++++ GIVEN INFORMATION

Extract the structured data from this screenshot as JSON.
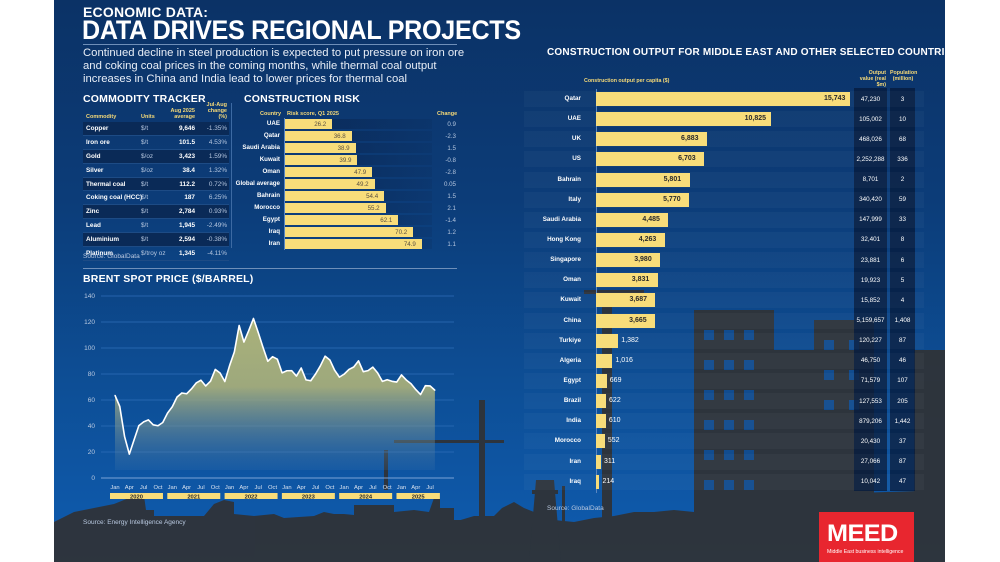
{
  "header": {
    "kicker": "ECONOMIC DATA:",
    "headline": "DATA DRIVES REGIONAL PROJECTS",
    "standfirst": "Continued decline in steel production is expected to put pressure on iron ore and coking coal prices in the coming months, while thermal coal output increases in China and India lead to lower prices for thermal coal"
  },
  "commodity_tracker": {
    "title": "COMMODITY TRACKER",
    "columns": [
      "Commodity",
      "Units",
      "Aug 2025 average",
      "Jul-Aug change (%)"
    ],
    "rows": [
      {
        "commodity": "Copper",
        "units": "$/t",
        "average": "9,646",
        "change": "-1.35%"
      },
      {
        "commodity": "Iron ore",
        "units": "$/t",
        "average": "101.5",
        "change": "4.53%"
      },
      {
        "commodity": "Gold",
        "units": "$/oz",
        "average": "3,423",
        "change": "1.59%"
      },
      {
        "commodity": "Silver",
        "units": "$/oz",
        "average": "38.4",
        "change": "1.32%"
      },
      {
        "commodity": "Thermal coal",
        "units": "$/t",
        "average": "112.2",
        "change": "0.72%"
      },
      {
        "commodity": "Coking coal (HCC)",
        "units": "$/t",
        "average": "187",
        "change": "6.25%"
      },
      {
        "commodity": "Zinc",
        "units": "$/t",
        "average": "2,784",
        "change": "0.93%"
      },
      {
        "commodity": "Lead",
        "units": "$/t",
        "average": "1,945",
        "change": "-2.49%"
      },
      {
        "commodity": "Aluminium",
        "units": "$/t",
        "average": "2,594",
        "change": "-0.38%"
      },
      {
        "commodity": "Platinum",
        "units": "$/troy oz",
        "average": "1,345",
        "change": "-4.11%"
      }
    ],
    "source": "Source: GlobalData"
  },
  "construction_risk": {
    "title": "CONSTRUCTION RISK",
    "col_country": "Country",
    "col_score": "Risk score, Q1 2025",
    "col_change": "Change",
    "max": 100
  },
  "brent": {
    "title": "BRENT SPOT PRICE ($/BARREL)",
    "source": "Source: Energy Intelligence Agency"
  },
  "construction_output": {
    "title": "CONSTRUCTION OUTPUT FOR MIDDLE EAST AND OTHER SELECTED COUNTRIES",
    "subtitle": "Construction output per capita ($)",
    "col_output": "Output value (real $m)",
    "col_pop": "Population (million)",
    "source": "Source: GlobalData"
  },
  "logo": {
    "word": "MEED",
    "tagline": "Middle East business intelligence",
    "color": "#e8262f"
  },
  "colors": {
    "bar": "#f8dd7a",
    "background_top": "#0b3266",
    "background_bottom": "#0f5cb0",
    "area_fill": "#a9b078"
  },
  "chart_data": [
    {
      "type": "bar",
      "orientation": "horizontal",
      "title": "CONSTRUCTION RISK",
      "xlabel": "Risk score, Q1 2025",
      "categories": [
        "UAE",
        "Qatar",
        "Saudi Arabia",
        "Kuwait",
        "Oman",
        "Global average",
        "Bahrain",
        "Morocco",
        "Egypt",
        "Iraq",
        "Iran"
      ],
      "values": [
        26.2,
        36.8,
        38.9,
        39.9,
        47.9,
        49.2,
        54.4,
        55.2,
        62.1,
        70.2,
        74.9
      ],
      "value_labels": [
        "26.2",
        "36.8",
        "38.9",
        "39.9",
        "47.9",
        "49.2",
        "54.4",
        "55.2",
        "62.1",
        "70.2",
        "74.9"
      ],
      "change": [
        "0.9",
        "-2.3",
        "1.5",
        "-0.8",
        "-2.8",
        "0.05",
        "1.5",
        "2.1",
        "-1.4",
        "1.2",
        "1.1"
      ],
      "xlim": [
        0,
        100
      ]
    },
    {
      "type": "area",
      "title": "BRENT SPOT PRICE ($/BARREL)",
      "xlabel": "",
      "ylabel": "",
      "ylim": [
        0,
        140
      ],
      "yticks": [
        0,
        20,
        40,
        60,
        80,
        100,
        120,
        140
      ],
      "grid": true,
      "x_month_ticks": [
        "Jan",
        "Apr",
        "Jul",
        "Oct"
      ],
      "years": [
        "2020",
        "2021",
        "2022",
        "2023",
        "2024",
        "2025"
      ],
      "x_start": "Jan 2020",
      "x_end": "Jul 2025",
      "values": [
        63.6,
        55.0,
        32.0,
        18.4,
        29.4,
        40.3,
        43.2,
        44.7,
        40.9,
        40.2,
        42.7,
        49.9,
        54.8,
        62.3,
        65.4,
        64.8,
        68.5,
        73.1,
        75.2,
        70.8,
        74.5,
        83.5,
        80.8,
        74.2,
        86.5,
        97.0,
        117.3,
        104.6,
        113.3,
        122.7,
        111.9,
        100.5,
        89.8,
        93.3,
        91.4,
        80.9,
        82.5,
        82.6,
        78.4,
        84.6,
        75.5,
        74.8,
        80.0,
        86.2,
        93.7,
        90.8,
        82.9,
        77.6,
        79.9,
        83.5,
        85.4,
        90.1,
        81.8,
        82.6,
        85.3,
        80.9,
        74.3,
        75.6,
        74.4,
        73.8,
        79.3,
        75.4,
        72.5,
        68.0,
        64.2,
        71.0,
        70.8,
        67.5
      ]
    },
    {
      "type": "bar",
      "orientation": "horizontal",
      "title": "CONSTRUCTION OUTPUT FOR MIDDLE EAST AND OTHER SELECTED COUNTRIES",
      "xlabel": "Construction output per capita ($)",
      "categories": [
        "Qatar",
        "UAE",
        "UK",
        "US",
        "Bahrain",
        "Italy",
        "Saudi Arabia",
        "Hong Kong",
        "Singapore",
        "Oman",
        "Kuwait",
        "China",
        "Turkiye",
        "Algeria",
        "Egypt",
        "Brazil",
        "India",
        "Morocco",
        "Iran",
        "Iraq"
      ],
      "values": [
        15743,
        10825,
        6883,
        6703,
        5801,
        5770,
        4485,
        4263,
        3980,
        3831,
        3687,
        3665,
        1382,
        1016,
        669,
        622,
        610,
        552,
        311,
        214
      ],
      "value_labels": [
        "15,743",
        "10,825",
        "6,883",
        "6,703",
        "5,801",
        "5,770",
        "4,485",
        "4,263",
        "3,980",
        "3,831",
        "3,687",
        "3,665",
        "1,382",
        "1,016",
        "669",
        "622",
        "610",
        "552",
        "311",
        "214"
      ],
      "output_value_real_usd_m": [
        "47,230",
        "105,002",
        "468,026",
        "2,252,288",
        "8,701",
        "340,420",
        "147,999",
        "32,401",
        "23,881",
        "19,923",
        "15,852",
        "5,159,657",
        "120,227",
        "46,750",
        "71,579",
        "127,553",
        "879,206",
        "20,430",
        "27,066",
        "10,042"
      ],
      "population_million": [
        "3",
        "10",
        "68",
        "336",
        "2",
        "59",
        "33",
        "8",
        "6",
        "5",
        "4",
        "1,408",
        "87",
        "46",
        "107",
        "205",
        "1,442",
        "37",
        "87",
        "47"
      ],
      "xlim": [
        0,
        15743
      ]
    }
  ]
}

++++++++

### WHAT YOU NEED TO DO:
Reproduce the listing above exactly, excluding all pictures.

### SOLUTION FOR THIS TASK:
Extract the structured data from this screenshot as JSON.
{
  "header": {
    "kicker": "ECONOMIC DATA:",
    "headline": "DATA DRIVES REGIONAL PROJECTS",
    "standfirst": "Continued decline in steel production is expected to put pressure on iron ore and coking coal prices in the coming months, while thermal coal output increases in China and India lead to lower prices for thermal coal"
  },
  "commodity_tracker": {
    "title": "COMMODITY TRACKER",
    "columns": [
      "Commodity",
      "Units",
      "Aug 2025 average",
      "Jul-Aug change (%)"
    ],
    "rows": [
      {
        "commodity": "Copper",
        "units": "$/t",
        "average": "9,646",
        "change": "-1.35%"
      },
      {
        "commodity": "Iron ore",
        "units": "$/t",
        "average": "101.5",
        "change": "4.53%"
      },
      {
        "commodity": "Gold",
        "units": "$/oz",
        "average": "3,423",
        "change": "1.59%"
      },
      {
        "commodity": "Silver",
        "units": "$/oz",
        "average": "38.4",
        "change": "1.32%"
      },
      {
        "commodity": "Thermal coal",
        "units": "$/t",
        "average": "112.2",
        "change": "0.72%"
      },
      {
        "commodity": "Coking coal (HCC)",
        "units": "$/t",
        "average": "187",
        "change": "6.25%"
      },
      {
        "commodity": "Zinc",
        "units": "$/t",
        "average": "2,784",
        "change": "0.93%"
      },
      {
        "commodity": "Lead",
        "units": "$/t",
        "average": "1,945",
        "change": "-2.49%"
      },
      {
        "commodity": "Aluminium",
        "units": "$/t",
        "average": "2,594",
        "change": "-0.38%"
      },
      {
        "commodity": "Platinum",
        "units": "$/troy oz",
        "average": "1,345",
        "change": "-4.11%"
      }
    ],
    "source": "Source: GlobalData"
  },
  "construction_risk": {
    "title": "CONSTRUCTION RISK",
    "col_country": "Country",
    "col_score": "Risk score, Q1 2025",
    "col_change": "Change",
    "max": 100
  },
  "brent": {
    "title": "BRENT SPOT PRICE ($/BARREL)",
    "source": "Source: Energy Intelligence Agency"
  },
  "construction_output": {
    "title": "CONSTRUCTION OUTPUT FOR MIDDLE EAST AND OTHER SELECTED COUNTRIES",
    "subtitle": "Construction output per capita ($)",
    "col_output": "Output value (real $m)",
    "col_pop": "Population (million)",
    "source": "Source: GlobalData"
  },
  "logo": {
    "word": "MEED",
    "tagline": "Middle East business intelligence",
    "color": "#e8262f"
  },
  "colors": {
    "bar": "#f8dd7a",
    "background_top": "#0b3266",
    "background_bottom": "#0f5cb0",
    "area_fill": "#a9b078"
  },
  "chart_data": [
    {
      "type": "bar",
      "orientation": "horizontal",
      "title": "CONSTRUCTION RISK",
      "xlabel": "Risk score, Q1 2025",
      "categories": [
        "UAE",
        "Qatar",
        "Saudi Arabia",
        "Kuwait",
        "Oman",
        "Global average",
        "Bahrain",
        "Morocco",
        "Egypt",
        "Iraq",
        "Iran"
      ],
      "values": [
        26.2,
        36.8,
        38.9,
        39.9,
        47.9,
        49.2,
        54.4,
        55.2,
        62.1,
        70.2,
        74.9
      ],
      "value_labels": [
        "26.2",
        "36.8",
        "38.9",
        "39.9",
        "47.9",
        "49.2",
        "54.4",
        "55.2",
        "62.1",
        "70.2",
        "74.9"
      ],
      "change": [
        "0.9",
        "-2.3",
        "1.5",
        "-0.8",
        "-2.8",
        "0.05",
        "1.5",
        "2.1",
        "-1.4",
        "1.2",
        "1.1"
      ],
      "xlim": [
        0,
        100
      ]
    },
    {
      "type": "area",
      "title": "BRENT SPOT PRICE ($/BARREL)",
      "xlabel": "",
      "ylabel": "",
      "ylim": [
        0,
        140
      ],
      "yticks": [
        0,
        20,
        40,
        60,
        80,
        100,
        120,
        140
      ],
      "grid": true,
      "x_month_ticks": [
        "Jan",
        "Apr",
        "Jul",
        "Oct"
      ],
      "years": [
        "2020",
        "2021",
        "2022",
        "2023",
        "2024",
        "2025"
      ],
      "x_start": "Jan 2020",
      "x_end": "Jul 2025",
      "values": [
        63.6,
        55.0,
        32.0,
        18.4,
        29.4,
        40.3,
        43.2,
        44.7,
        40.9,
        40.2,
        42.7,
        49.9,
        54.8,
        62.3,
        65.4,
        64.8,
        68.5,
        73.1,
        75.2,
        70.8,
        74.5,
        83.5,
        80.8,
        74.2,
        86.5,
        97.0,
        117.3,
        104.6,
        113.3,
        122.7,
        111.9,
        100.5,
        89.8,
        93.3,
        91.4,
        80.9,
        82.5,
        82.6,
        78.4,
        84.6,
        75.5,
        74.8,
        80.0,
        86.2,
        93.7,
        90.8,
        82.9,
        77.6,
        79.9,
        83.5,
        85.4,
        90.1,
        81.8,
        82.6,
        85.3,
        80.9,
        74.3,
        75.6,
        74.4,
        73.8,
        79.3,
        75.4,
        72.5,
        68.0,
        64.2,
        71.0,
        70.8,
        67.5
      ]
    },
    {
      "type": "bar",
      "orientation": "horizontal",
      "title": "CONSTRUCTION OUTPUT FOR MIDDLE EAST AND OTHER SELECTED COUNTRIES",
      "xlabel": "Construction output per capita ($)",
      "categories": [
        "Qatar",
        "UAE",
        "UK",
        "US",
        "Bahrain",
        "Italy",
        "Saudi Arabia",
        "Hong Kong",
        "Singapore",
        "Oman",
        "Kuwait",
        "China",
        "Turkiye",
        "Algeria",
        "Egypt",
        "Brazil",
        "India",
        "Morocco",
        "Iran",
        "Iraq"
      ],
      "values": [
        15743,
        10825,
        6883,
        6703,
        5801,
        5770,
        4485,
        4263,
        3980,
        3831,
        3687,
        3665,
        1382,
        1016,
        669,
        622,
        610,
        552,
        311,
        214
      ],
      "value_labels": [
        "15,743",
        "10,825",
        "6,883",
        "6,703",
        "5,801",
        "5,770",
        "4,485",
        "4,263",
        "3,980",
        "3,831",
        "3,687",
        "3,665",
        "1,382",
        "1,016",
        "669",
        "622",
        "610",
        "552",
        "311",
        "214"
      ],
      "output_value_real_usd_m": [
        "47,230",
        "105,002",
        "468,026",
        "2,252,288",
        "8,701",
        "340,420",
        "147,999",
        "32,401",
        "23,881",
        "19,923",
        "15,852",
        "5,159,657",
        "120,227",
        "46,750",
        "71,579",
        "127,553",
        "879,206",
        "20,430",
        "27,066",
        "10,042"
      ],
      "population_million": [
        "3",
        "10",
        "68",
        "336",
        "2",
        "59",
        "33",
        "8",
        "6",
        "5",
        "4",
        "1,408",
        "87",
        "46",
        "107",
        "205",
        "1,442",
        "37",
        "87",
        "47"
      ],
      "xlim": [
        0,
        15743
      ]
    }
  ]
}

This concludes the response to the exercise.